## BEGIN Provided data

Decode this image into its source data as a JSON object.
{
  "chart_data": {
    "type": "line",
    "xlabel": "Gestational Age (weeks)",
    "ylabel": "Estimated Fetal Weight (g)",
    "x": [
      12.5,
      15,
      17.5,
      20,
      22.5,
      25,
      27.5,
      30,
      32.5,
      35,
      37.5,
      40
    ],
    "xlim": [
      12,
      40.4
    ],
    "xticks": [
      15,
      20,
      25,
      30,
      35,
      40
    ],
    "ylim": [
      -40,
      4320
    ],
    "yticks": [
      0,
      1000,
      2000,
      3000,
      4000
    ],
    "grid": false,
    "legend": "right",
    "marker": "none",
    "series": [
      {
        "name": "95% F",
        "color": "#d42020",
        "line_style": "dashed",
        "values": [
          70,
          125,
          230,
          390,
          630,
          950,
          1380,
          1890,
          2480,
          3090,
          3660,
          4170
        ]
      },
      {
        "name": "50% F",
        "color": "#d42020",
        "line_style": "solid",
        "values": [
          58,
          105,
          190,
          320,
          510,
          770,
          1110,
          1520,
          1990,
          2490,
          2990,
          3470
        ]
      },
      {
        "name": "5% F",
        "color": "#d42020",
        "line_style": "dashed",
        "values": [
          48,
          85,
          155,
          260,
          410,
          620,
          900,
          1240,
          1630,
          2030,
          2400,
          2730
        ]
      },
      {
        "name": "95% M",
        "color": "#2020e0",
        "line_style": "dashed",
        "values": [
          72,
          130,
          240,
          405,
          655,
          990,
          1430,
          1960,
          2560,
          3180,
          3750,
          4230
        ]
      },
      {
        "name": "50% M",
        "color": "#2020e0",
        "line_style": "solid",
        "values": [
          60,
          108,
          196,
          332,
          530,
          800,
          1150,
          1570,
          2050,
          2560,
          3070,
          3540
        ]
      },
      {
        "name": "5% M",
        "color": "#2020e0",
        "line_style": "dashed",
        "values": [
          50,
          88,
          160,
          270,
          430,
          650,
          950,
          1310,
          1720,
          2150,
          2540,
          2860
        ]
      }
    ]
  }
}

## END Provided data

The task: Copy the data above exactly. Every line must be included.

The completed task:
Decode this image into its source data as a JSON object.
{
  "chart_data": {
    "type": "line",
    "xlabel": "Gestational Age (weeks)",
    "ylabel": "Estimated Fetal Weight (g)",
    "x": [
      12.5,
      15,
      17.5,
      20,
      22.5,
      25,
      27.5,
      30,
      32.5,
      35,
      37.5,
      40
    ],
    "xlim": [
      12,
      40.4
    ],
    "xticks": [
      15,
      20,
      25,
      30,
      35,
      40
    ],
    "ylim": [
      -40,
      4320
    ],
    "yticks": [
      0,
      1000,
      2000,
      3000,
      4000
    ],
    "grid": false,
    "legend": "right",
    "marker": "none",
    "series": [
      {
        "name": "95% F",
        "color": "#d42020",
        "line_style": "dashed",
        "values": [
          70,
          125,
          230,
          390,
          630,
          950,
          1380,
          1890,
          2480,
          3090,
          3660,
          4170
        ]
      },
      {
        "name": "50% F",
        "color": "#d42020",
        "line_style": "solid",
        "values": [
          58,
          105,
          190,
          320,
          510,
          770,
          1110,
          1520,
          1990,
          2490,
          2990,
          3470
        ]
      },
      {
        "name": "5% F",
        "color": "#d42020",
        "line_style": "dashed",
        "values": [
          48,
          85,
          155,
          260,
          410,
          620,
          900,
          1240,
          1630,
          2030,
          2400,
          2730
        ]
      },
      {
        "name": "95% M",
        "color": "#2020e0",
        "line_style": "dashed",
        "values": [
          72,
          130,
          240,
          405,
          655,
          990,
          1430,
          1960,
          2560,
          3180,
          3750,
          4230
        ]
      },
      {
        "name": "50% M",
        "color": "#2020e0",
        "line_style": "solid",
        "values": [
          60,
          108,
          196,
          332,
          530,
          800,
          1150,
          1570,
          2050,
          2560,
          3070,
          3540
        ]
      },
      {
        "name": "5% M",
        "color": "#2020e0",
        "line_style": "dashed",
        "values": [
          50,
          88,
          160,
          270,
          430,
          650,
          950,
          1310,
          1720,
          2150,
          2540,
          2860
        ]
      }
    ]
  }
}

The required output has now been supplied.